▶ AIM OF THE EXERCISE:
Narrow the data below down to the lines containing "screenshot".

▶ Figure record listings:
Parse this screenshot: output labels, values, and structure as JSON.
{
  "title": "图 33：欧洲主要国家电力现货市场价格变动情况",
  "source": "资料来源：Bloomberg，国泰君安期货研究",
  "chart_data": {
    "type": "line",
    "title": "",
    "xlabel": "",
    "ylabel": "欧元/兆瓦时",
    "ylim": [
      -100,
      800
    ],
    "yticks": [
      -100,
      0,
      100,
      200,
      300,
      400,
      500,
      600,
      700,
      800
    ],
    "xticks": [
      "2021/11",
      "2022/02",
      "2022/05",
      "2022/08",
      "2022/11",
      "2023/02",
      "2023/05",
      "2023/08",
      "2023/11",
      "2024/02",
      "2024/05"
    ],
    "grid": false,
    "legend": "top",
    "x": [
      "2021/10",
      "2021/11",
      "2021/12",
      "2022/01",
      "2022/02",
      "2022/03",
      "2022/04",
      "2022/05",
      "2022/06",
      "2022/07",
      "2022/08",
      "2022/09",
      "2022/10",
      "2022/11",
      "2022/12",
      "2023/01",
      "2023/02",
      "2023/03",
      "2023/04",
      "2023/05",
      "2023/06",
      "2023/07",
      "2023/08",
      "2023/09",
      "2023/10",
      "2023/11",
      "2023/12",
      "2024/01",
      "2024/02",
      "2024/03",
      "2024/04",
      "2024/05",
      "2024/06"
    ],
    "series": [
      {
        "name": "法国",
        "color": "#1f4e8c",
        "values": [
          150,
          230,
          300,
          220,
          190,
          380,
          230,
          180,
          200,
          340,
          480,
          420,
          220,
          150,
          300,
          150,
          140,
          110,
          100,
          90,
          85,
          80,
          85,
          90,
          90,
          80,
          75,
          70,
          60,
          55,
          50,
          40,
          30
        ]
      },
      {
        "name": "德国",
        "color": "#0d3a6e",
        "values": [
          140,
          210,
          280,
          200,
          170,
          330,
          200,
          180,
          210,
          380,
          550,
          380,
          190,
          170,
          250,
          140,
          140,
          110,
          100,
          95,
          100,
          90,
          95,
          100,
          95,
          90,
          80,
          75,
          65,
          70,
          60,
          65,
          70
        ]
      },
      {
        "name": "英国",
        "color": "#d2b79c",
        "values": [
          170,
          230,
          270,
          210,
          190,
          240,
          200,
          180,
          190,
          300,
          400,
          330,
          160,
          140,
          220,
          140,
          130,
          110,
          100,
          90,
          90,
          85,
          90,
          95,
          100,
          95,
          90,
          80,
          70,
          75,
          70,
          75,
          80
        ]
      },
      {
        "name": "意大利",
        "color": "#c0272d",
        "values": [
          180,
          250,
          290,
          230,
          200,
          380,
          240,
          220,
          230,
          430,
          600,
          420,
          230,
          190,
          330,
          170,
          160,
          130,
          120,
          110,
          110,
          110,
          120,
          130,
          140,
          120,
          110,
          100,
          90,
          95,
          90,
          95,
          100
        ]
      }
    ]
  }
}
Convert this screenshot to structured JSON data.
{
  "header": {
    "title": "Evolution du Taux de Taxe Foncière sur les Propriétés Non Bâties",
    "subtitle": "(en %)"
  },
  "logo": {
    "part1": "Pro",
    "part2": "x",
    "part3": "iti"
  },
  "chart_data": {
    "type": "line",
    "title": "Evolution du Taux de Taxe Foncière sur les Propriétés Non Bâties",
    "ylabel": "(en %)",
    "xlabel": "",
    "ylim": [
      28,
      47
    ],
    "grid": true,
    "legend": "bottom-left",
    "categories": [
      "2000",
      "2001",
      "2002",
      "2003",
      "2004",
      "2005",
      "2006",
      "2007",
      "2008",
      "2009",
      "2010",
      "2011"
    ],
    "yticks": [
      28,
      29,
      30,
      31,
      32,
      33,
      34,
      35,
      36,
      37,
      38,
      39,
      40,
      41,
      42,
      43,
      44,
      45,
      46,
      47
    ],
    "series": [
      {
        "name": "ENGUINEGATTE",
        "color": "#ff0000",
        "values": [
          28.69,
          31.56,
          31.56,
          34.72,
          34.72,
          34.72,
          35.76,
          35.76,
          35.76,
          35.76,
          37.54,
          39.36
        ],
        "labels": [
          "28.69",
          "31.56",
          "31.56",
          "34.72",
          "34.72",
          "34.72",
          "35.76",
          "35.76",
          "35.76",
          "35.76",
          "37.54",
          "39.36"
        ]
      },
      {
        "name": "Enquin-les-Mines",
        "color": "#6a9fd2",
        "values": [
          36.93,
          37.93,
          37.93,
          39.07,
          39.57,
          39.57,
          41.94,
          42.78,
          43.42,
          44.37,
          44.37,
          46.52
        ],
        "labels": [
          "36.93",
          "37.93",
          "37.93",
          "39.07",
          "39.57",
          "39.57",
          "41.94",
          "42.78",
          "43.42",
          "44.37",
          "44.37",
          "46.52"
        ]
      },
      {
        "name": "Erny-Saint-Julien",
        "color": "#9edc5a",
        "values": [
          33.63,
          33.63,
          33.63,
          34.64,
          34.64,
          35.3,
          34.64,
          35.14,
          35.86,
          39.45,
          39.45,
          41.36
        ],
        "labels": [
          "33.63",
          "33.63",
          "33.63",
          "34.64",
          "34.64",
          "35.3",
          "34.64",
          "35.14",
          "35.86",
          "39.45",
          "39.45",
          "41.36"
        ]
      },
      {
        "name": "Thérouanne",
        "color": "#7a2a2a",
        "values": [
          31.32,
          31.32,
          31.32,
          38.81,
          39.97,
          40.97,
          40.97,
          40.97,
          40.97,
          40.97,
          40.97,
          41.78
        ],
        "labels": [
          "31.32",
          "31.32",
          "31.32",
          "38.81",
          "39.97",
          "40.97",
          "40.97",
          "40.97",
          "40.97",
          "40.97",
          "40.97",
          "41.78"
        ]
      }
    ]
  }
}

▶ WRITTEN SOLUTION:
Parse this screenshot: output labels, values, and structure as JSON.
Convert this screenshot to structured JSON data.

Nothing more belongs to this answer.